*PROBLEM TO WORK ON*. Find each line with the word "Bytes" and state how many there are, nothing more.

*DATA EXTRACT*.
================================
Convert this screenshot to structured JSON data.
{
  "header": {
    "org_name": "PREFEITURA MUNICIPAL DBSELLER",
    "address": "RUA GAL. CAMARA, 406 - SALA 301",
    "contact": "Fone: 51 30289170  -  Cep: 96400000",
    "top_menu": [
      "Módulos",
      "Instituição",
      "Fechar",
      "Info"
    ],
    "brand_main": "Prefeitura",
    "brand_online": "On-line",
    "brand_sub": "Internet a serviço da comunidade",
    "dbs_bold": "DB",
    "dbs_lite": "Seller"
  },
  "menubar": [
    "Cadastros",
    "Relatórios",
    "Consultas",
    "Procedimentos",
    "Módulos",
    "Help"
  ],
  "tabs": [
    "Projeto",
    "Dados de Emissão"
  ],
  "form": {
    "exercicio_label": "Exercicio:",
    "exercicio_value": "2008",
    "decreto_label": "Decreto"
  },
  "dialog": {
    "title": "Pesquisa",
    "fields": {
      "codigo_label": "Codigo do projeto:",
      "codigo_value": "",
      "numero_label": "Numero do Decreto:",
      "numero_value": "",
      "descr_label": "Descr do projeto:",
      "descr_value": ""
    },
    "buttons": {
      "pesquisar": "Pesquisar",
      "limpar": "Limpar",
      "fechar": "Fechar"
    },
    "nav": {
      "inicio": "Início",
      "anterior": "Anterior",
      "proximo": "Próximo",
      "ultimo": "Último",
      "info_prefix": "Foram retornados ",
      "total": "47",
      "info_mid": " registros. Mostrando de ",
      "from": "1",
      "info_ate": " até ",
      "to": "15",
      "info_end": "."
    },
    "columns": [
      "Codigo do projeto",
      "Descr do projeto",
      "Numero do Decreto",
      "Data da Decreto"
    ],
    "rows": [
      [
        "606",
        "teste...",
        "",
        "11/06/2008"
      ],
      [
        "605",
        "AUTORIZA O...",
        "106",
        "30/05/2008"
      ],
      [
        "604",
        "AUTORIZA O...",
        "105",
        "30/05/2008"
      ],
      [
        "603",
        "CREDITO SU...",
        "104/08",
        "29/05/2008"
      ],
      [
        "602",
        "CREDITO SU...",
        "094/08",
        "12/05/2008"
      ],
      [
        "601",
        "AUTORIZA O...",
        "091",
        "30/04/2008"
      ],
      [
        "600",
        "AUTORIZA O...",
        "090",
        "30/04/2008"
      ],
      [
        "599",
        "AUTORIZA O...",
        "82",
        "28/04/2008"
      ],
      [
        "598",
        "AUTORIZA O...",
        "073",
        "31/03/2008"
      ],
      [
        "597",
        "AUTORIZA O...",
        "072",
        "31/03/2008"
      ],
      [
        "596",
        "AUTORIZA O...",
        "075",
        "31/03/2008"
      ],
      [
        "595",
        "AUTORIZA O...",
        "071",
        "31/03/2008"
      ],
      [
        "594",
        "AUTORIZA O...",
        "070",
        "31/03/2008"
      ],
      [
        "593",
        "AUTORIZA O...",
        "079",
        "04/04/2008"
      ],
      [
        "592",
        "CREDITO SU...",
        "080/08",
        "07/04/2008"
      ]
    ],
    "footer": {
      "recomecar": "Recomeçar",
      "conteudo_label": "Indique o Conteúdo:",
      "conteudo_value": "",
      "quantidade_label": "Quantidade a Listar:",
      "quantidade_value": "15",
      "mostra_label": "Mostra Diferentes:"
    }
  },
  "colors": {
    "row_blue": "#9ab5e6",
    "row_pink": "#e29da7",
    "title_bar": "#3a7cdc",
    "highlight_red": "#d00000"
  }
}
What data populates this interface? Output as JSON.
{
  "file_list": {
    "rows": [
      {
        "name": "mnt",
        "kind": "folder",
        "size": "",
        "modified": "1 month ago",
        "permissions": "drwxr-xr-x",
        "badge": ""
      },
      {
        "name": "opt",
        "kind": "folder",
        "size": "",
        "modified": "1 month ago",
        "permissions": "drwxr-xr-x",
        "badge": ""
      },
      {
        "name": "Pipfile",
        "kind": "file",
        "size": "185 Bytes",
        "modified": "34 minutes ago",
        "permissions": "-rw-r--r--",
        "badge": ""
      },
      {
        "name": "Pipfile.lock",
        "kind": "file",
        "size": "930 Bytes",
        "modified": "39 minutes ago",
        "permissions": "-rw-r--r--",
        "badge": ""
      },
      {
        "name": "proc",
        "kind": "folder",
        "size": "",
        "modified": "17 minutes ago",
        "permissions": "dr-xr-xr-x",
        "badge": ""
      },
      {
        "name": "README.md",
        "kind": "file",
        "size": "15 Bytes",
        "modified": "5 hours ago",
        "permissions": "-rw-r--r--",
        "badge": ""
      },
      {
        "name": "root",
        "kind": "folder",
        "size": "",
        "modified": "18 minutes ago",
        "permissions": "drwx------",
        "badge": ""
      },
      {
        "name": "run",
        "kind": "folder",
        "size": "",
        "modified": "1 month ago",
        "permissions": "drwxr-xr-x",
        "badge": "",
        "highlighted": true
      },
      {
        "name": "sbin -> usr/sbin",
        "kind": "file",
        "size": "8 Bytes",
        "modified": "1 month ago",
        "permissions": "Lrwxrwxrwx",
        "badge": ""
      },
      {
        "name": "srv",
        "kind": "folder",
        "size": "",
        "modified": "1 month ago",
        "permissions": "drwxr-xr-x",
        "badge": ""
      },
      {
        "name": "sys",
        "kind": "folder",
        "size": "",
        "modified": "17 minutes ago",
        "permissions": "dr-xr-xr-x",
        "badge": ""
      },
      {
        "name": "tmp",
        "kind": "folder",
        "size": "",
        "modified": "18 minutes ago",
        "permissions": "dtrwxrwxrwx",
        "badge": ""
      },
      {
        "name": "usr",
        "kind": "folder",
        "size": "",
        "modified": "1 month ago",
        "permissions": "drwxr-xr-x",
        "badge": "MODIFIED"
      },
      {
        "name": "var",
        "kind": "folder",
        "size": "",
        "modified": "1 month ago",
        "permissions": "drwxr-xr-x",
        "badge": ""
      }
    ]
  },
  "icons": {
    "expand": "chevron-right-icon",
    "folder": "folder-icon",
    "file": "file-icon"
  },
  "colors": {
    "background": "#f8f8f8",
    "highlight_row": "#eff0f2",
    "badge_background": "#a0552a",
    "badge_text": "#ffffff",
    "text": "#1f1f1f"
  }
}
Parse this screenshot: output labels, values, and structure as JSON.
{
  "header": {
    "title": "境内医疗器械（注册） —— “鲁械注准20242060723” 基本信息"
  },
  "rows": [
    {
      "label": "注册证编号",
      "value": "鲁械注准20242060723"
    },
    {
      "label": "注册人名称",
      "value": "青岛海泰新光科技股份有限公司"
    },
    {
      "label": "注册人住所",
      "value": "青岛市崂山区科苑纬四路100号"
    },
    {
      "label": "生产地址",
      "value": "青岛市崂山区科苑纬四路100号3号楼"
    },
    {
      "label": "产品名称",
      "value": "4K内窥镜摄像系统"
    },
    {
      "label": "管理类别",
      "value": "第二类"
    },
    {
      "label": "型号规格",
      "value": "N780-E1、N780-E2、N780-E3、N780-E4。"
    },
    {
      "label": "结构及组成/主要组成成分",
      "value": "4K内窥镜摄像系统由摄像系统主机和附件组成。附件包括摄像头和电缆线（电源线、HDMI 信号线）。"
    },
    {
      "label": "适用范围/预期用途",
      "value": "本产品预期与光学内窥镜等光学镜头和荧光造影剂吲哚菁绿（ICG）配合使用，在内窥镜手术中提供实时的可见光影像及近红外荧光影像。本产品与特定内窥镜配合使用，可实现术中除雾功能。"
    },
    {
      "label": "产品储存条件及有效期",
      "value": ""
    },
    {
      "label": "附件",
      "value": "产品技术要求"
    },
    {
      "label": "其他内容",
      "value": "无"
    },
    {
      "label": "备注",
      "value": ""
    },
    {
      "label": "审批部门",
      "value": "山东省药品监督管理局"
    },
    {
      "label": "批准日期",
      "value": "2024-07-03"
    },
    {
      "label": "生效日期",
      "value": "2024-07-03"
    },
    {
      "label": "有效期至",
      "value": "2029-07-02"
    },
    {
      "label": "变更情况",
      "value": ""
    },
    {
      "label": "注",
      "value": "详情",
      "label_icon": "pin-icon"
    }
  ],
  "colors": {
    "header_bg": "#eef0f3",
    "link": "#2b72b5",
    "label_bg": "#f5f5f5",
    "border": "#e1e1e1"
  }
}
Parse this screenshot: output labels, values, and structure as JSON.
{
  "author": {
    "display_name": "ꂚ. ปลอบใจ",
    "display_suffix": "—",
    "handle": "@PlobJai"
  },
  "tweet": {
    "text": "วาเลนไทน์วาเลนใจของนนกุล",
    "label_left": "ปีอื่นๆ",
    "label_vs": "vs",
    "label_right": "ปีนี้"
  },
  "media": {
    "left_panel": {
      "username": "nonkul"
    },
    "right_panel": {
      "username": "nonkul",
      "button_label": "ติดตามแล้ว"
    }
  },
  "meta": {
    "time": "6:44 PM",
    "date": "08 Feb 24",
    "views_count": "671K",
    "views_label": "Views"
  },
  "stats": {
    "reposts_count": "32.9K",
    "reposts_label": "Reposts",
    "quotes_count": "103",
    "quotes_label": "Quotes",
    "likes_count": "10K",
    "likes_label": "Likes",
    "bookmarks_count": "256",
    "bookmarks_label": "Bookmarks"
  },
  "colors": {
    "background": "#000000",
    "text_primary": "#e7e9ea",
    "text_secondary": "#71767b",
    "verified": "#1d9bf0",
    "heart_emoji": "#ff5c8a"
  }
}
================================
*THE RESULT*. 4